## Task details
Go over the entries below line by line, copying each one that contains the word "五小行业".

## Dataset content

>> Start

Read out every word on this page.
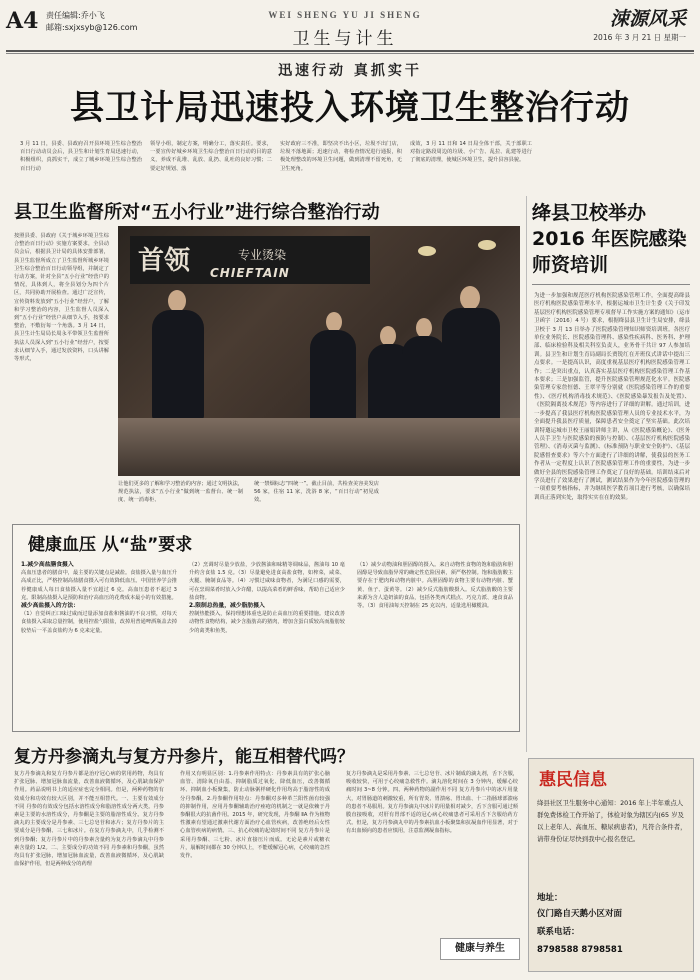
A4 责任编辑:乔小飞
邮箱:sxjxsyb@126.com
WEI SHENG YU JI SHENG
卫生与计生
涑源风采
2016 年 3 月 21 日 星期一
迅速行动 真抓实干
县卫计局迅速投入环境卫生整治行动
3 月 11 日，县委、县政府召开县环境卫生综合整治百日行动动员会后，县卫生和计划生育局迅速行动，积极组织，真抓实干，成立了城乡环境卫生综合整治百日行动
领导小组，制定方案，明确分工，落实责任。要求，一要宣传好城乡环境卫生综合整治百日行动的目的意义，养成不乱堆、乱放、乱扔、乱吐的良好习惯；二要定好规划、落
实好政府三不准，即坚决不出小区，垃圾不出门店，垃圾不落地面；迅速行动，将检查情况进行通报，积极处理整改的环境卫生问题，做到清理不留死角，无卫生死角。
成效，3 月 11 日和 14 日局全体干部，关于部职工对指定路段周边的垃圾、小广告、乱拉、乱建等进行了彻底的清理，使城区环境卫生，提升县容县貌。
县卫生监督所对“五小行业”进行综合整治行动
按照县委、县政府《关于城乡环境卫生综合整治百日行动》实施方案要求，全县动员会后，根据县卫计局的具体安排部署，县卫生监督所成立了卫生监督所城乡环境卫生综合整治百日行动领导组，并制定了行动方案，针对全县“五小行业”经营户的情况，具体到人，将全县划分为四个片区，共同协助开展检查。通过广泛宣传，宣传资料发放到“五小行业”经营户，了解和学习整治的内容，卫生监督人员深入到“五小行业”经营户从细节入手，按要求整治，不敷衍每一个角落。3 月 14 日，县卫生计生局局长周永平带领卫生监督所执法人员深入到“五小行业”经营户，按要求认细节入手，通过发放资料，口头讲解等形式，
首领	专业烫染
CHIEFTAIN
让他们更多的了解和学习整治的内容；通过文明执法，规范执法，要求“五小行业”做到统一监督台、统一制度、统一消毒柜、
统一禁烟标志“四统一”。截止目前，共检查美容美发店 56 家，住宿 11 家，洗浴 8 家，“百日行动”初见成效。
绛县卫校举办 2016 年医院感染师资培训
为进一步加强和规范医疗机构医院感染管理工作，全面提高绛县医疗机构医院感染管理水平，根据运城市卫生计生委《关于印发基层医疗机构医院感染管理专项督导工作实施方案的通知》（运市卫函字〔2016〕4 号）要求，根据绛县县卫生计生局安排，绛县卫校于 3 月 13 日举办了医院感染管理知识师资培训班。各医疗单位业务院长、医院感染管理科、感染性疾病科、医务科、护理部、临床检验科及相关科室负责人，业务骨干共计 97 人参加培训。县卫生和计划生育局副局长贾锐红在开班仪式讲话中提出三点要求。一是提高认识，高度重视基层医疗机构医院感染管理工作；二是突出重点，认真落实基层医疗机构医院感染管理工作基本要求；三是加强监管，提升医院感染管理规范化水平。医院感染管理专家詹恒德、王翠平等分别就《医院感染管理工作的重要性》、《医疗机构消毒技术规范》、《医院感染暴发报告及处置》、《医院隔离技术规范》等内容进行了详细的讲解。通过培训，进一步提高了我县医疗机构医院感染管理人员的专业技术水平，为全面提升我县医疗质量，保障患者安全奠定了坚实基础。此次培训特邀运城市卫校王丽娟讲师主讲，从《医院感染概论》、《医务人员手卫生与医院感染的预防与控制》、《基层医疗机构医院感染管理》、《消毒灭菌与监测》、《标准预防与职业安全防护》、《基层院感督查要求》等六个方面进行了详细的讲解，使我县的医务工作者从一定程度上认识了医院感染管理工作的重要性，为进一步做好全县的医院感染管理工作奠定了良好的基础。培训结束后对学员进行了效果进行了测试，测试结果作为今年医院感染管理的一项重要考核指标，并为继续医学教育项目进行考核，以确保培训真正落到实处，取得实实在在的效果。
1.减少高盐膳食摄入
高血压患者的膳食中，最主要的关键点是减盐。食盐摄入量与血压升高成正比，严格控制高盐膳食摄入可有效降低血压。中国营养学会推荐健康成人每日食盐摄入量不宜超过 6 克。高血压患者不超过 3 克。限制高盐摄入是预防和治疗高血压的花费成本最小的有效措施。
减少高盐摄入的方法：
（1）自觉纠正口味过咸而过量添加食盐和酱油的不良习惯，对每天食盐摄入采取总量控制，使用控盐勺限盐，改掉用普通啤酒瓶盖去掉胶垫后一平盖食盐约为 6 克来定量。
（2）烹调时尽量少放盐，少放酱油和味精等调味品，酱油每 10 毫升约含食盐 1.5 克。（3）尽量避免进食高盐食物，如榨菜，咸菜、火腿、腌制食品等。（4）习惯过咸味食物者，为满足口感的需要，可在烹调菜肴时放入少许醋，以提高菜肴的鲜香味，帮助自己适应少盐食物。
2.限制总热量，减少脂肪摄入
控制热能摄入，保持理想体重也是防止高血压的重要措施。建议改善动物性食物结构，减少含脂肪高的猪肉，增加含蛋白质较高而脂肪较少的禽类和鱼类。
（1）减少动物油和胆固醇的摄入。来自动物性食物的饱和脂肪和胆固醇是导致血脂异常的确定性危险因素，须严格控制。饱和脂肪酸主要存在于肥肉和动物内脏中。高胆固醇的食物主要有动物内脏、蟹黄、鱼子、蛋黄等。（2）减少反式脂肪酸摄入。反式脂肪酸的主要来源为含人造奶油的食品，包括各类西式糕点、巧克力派、速食食品等。（3）食用油每天控制在 25 克以内，适量选用橄榄油。
健康血压 从“盐”要求
复方丹参滴丸与复方丹参片，能互相替代吗？
复方丹参滴丸和复方丹参片都是治疗冠心病的常用药物，均具有扩张冠脉、增加冠脉血流量，改善血液微循环，及心肌缺血保护作用。药品说明书上的适应症也完全相同。但是，两种药物的有效成分和功效有较大区别，并不能互相替代。一、主要有效成分不同 丹参的有效成分包括水溶性成分和脂溶性成分两大类。丹参素是主要的水溶性成分，丹参酮是主要的脂溶性成分。复方丹参滴丸的主要成分是丹参素、三七总皂苷和冰片；复方丹参片的主要成分是丹参酮、三七和冰片。在复方丹参滴丸中，几乎检测不到丹参酮；复方丹参片中的丹参素含量约为复方丹参滴丸中丹参素含量的 1/2。二、主要成分的功效不同 丹参素和丹参酮，虽然均具有扩张冠脉，增加冠脉血流量，改善血液微循环，及心肌缺血保护作用，但是两种成分的药理
作用又有明显区别：1.丹参素作用特点：丹参素具有的扩张心脑血管、清除氧自由基、抑制脂质过氧化、降低血压，改善微循环、抑制血小板聚集，防止动脉粥样硬化作用均高于脂溶性的成分丹参酮。2.丹参酮作用特点：丹参酮对多种革兰阳性菌有较强的抑制作用，应用丹参酮辅助治疗痤疮的机制之一就是依赖于丹参酮很大的抗菌作用。2015 年，研究发现，丹参酮 ⅡA 作为植物性激素有望通过激素代谢方面治疗心血管疾病，改善绝经后女性心血管疾病的病情。三、抗心绞痛的起效时间不同 复方丹参片是采用丹参酮、三七粉、冰片直接压片而成。无论是素片或糖衣片，崩解时间都在 30 分钟以上，不能缓解冠心病，心绞痛的急性发作。
复方丹参滴丸是采用丹参素、三七总皂苷、冰片制成的滴丸剂，舌下含服，吸收较快，可用于心绞痛急救性作。滴丸溶化时间在 3 分钟内，缓解心绞痛时间 3~8 分钟。四、两种药物的副作用不同 复方丹参片中的冰片用量大，对胃肠道的刺激较重，所有胃炎、胃溃疡、胃出血、十二指肠球部溃疡的患者不易服用。复方丹参滴丸中冰片的用量相对减少，舌下含服可通过颊膜直接吸收，对肝有胃部不适的冠心病心绞痛患者可采用舌下含服给药方式。但是，复方丹参滴丸中的丹参素抗血小板聚集和抗凝血作用显著，对于有出血倾向的患者应慎用，注意监测凝血指标。
健康与养生
惠民信息
绛县社区卫生服务中心通知：2016 年上半年重点人群免费体检工作开始了，体检对象为辖区内(65 岁及以上老年人、高血压、糖尿病患者)，凡符合条件者，请带身份证尽快到我中心报名登记。
地址：
仪门路自天鹅小区对面
联系电话：
8798588 8798581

>> End

## The solution
县卫生监督所对“五小行业”进行综合整治行动
按照县委、县政府《关于城乡环境卫生综合整治百日行动》实施方案要求，全县动员会后，根据县卫计局的具体安排部署，县卫生监督所成立了卫生监督所城乡环境卫生综合整治百日行动领导组，并制定了行动方案，针对全县“五小行业”经营户的情况，具体到人，将全县划分为四个片区，共同协助开展检查。通过广泛宣传，宣传资料发放到“五小行业”经营户，了解和学习整治的内容，卫生监督人员深入到“五小行业”经营户从细节入手，按要求整治，不敷衍每一个角落。3 月 14 日，县卫生计生局局长周永平带领卫生监督所执法人员深入到“五小行业”经营户，按要求认细节入手，通过发放资料，口头讲解等形式，
让他们更多的了解和学习整治的内容；通过文明执法，规范执法，要求“五小行业”做到统一监督台、统一制度、统一消毒柜、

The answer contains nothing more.